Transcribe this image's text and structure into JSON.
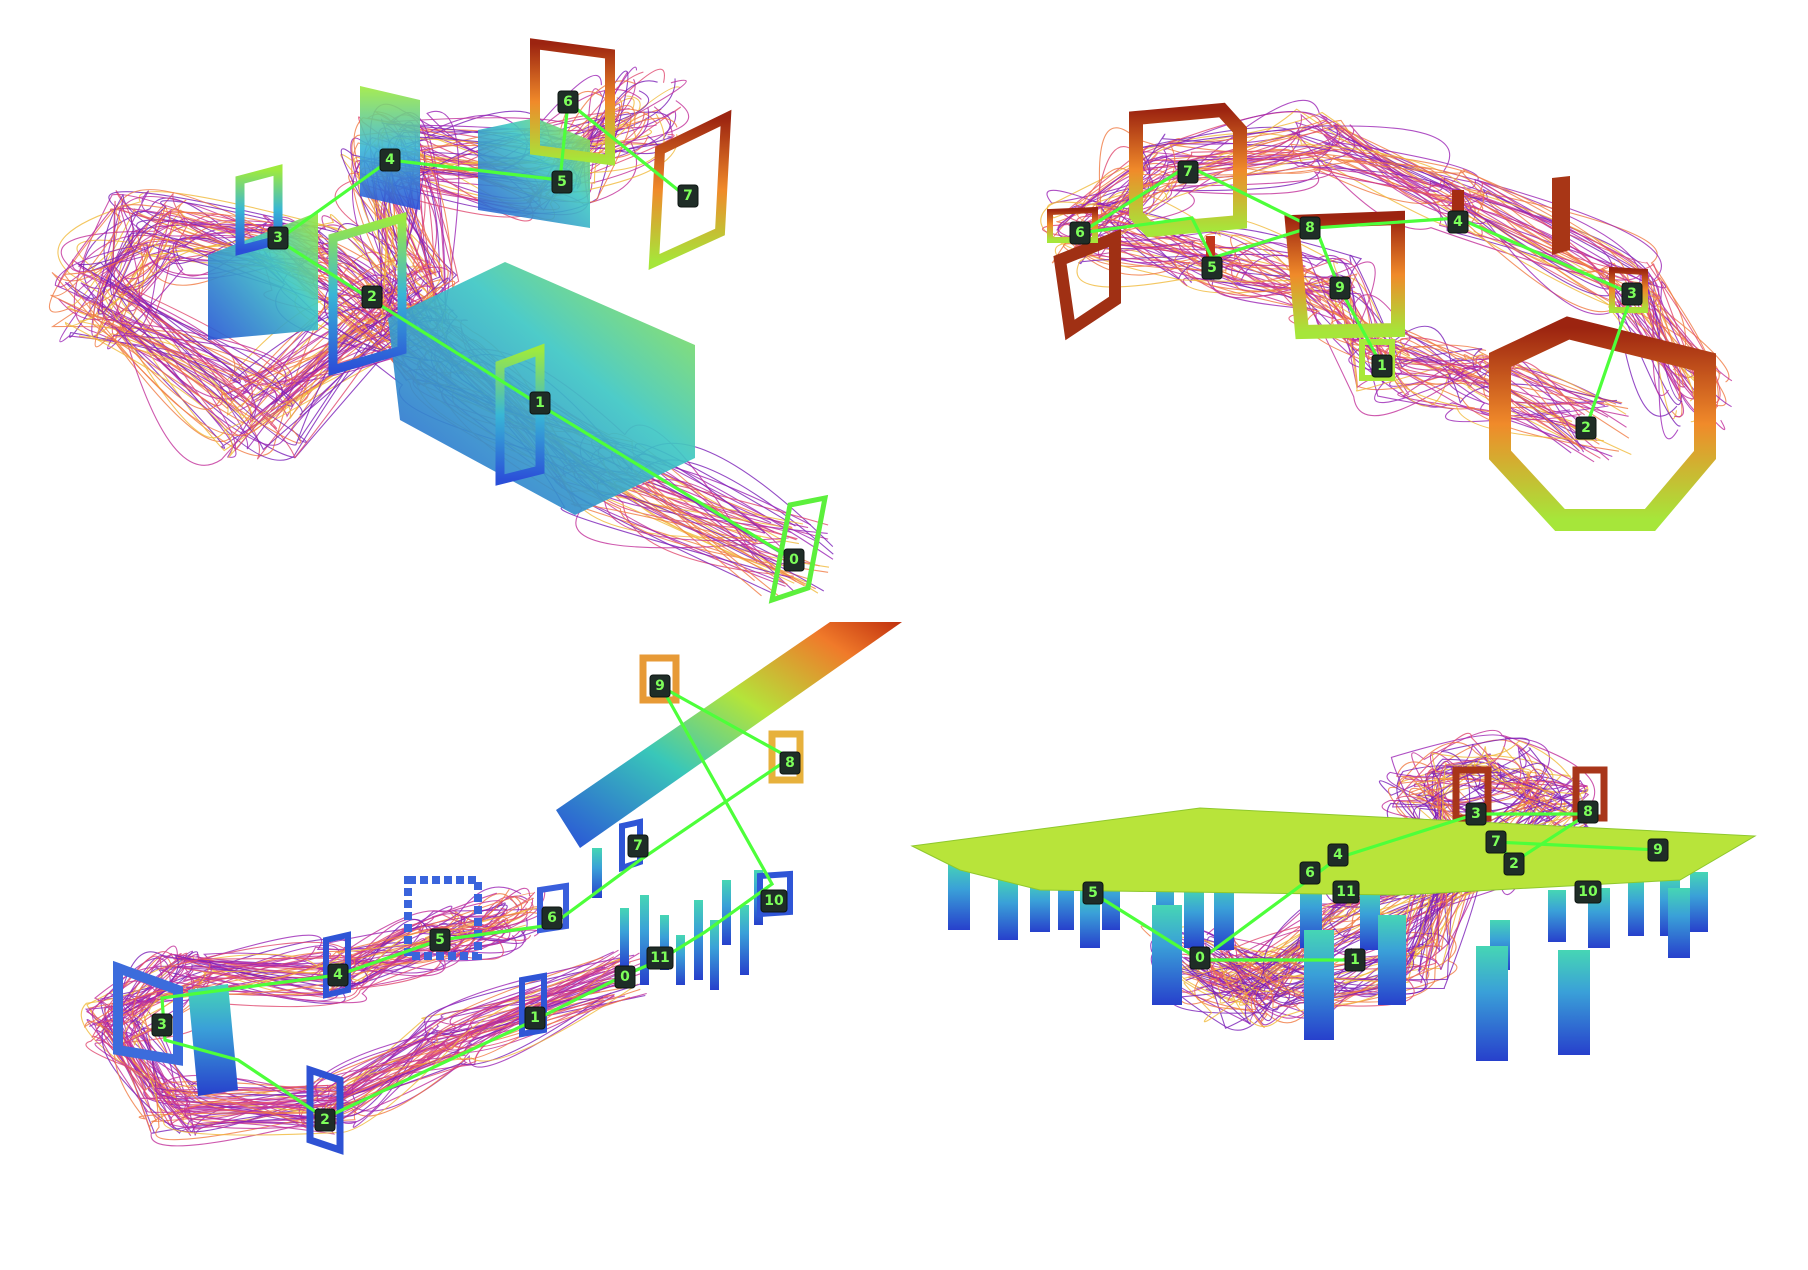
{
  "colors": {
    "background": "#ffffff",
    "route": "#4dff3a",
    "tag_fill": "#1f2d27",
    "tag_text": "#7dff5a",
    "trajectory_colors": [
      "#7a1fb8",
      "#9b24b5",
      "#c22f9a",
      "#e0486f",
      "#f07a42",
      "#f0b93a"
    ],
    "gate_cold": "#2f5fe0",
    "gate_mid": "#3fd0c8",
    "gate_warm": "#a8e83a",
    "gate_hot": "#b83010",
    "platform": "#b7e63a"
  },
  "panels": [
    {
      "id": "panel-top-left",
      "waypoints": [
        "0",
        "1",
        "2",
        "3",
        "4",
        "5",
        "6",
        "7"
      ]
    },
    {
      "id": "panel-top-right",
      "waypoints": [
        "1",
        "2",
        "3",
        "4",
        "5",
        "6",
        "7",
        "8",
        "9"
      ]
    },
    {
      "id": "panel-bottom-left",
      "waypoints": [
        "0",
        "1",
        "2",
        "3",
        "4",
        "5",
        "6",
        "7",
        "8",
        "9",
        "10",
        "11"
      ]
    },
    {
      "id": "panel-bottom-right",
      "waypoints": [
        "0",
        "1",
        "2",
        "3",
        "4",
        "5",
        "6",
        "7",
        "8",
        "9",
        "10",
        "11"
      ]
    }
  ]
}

◇ ◇ ◇ ◇ ◇ ◇ ◇

**What is being asked**
Copy every line that contains the string "bottom".

**Exercise solution**
      "id": "panel-bottom-left",
      "id": "panel-bottom-right",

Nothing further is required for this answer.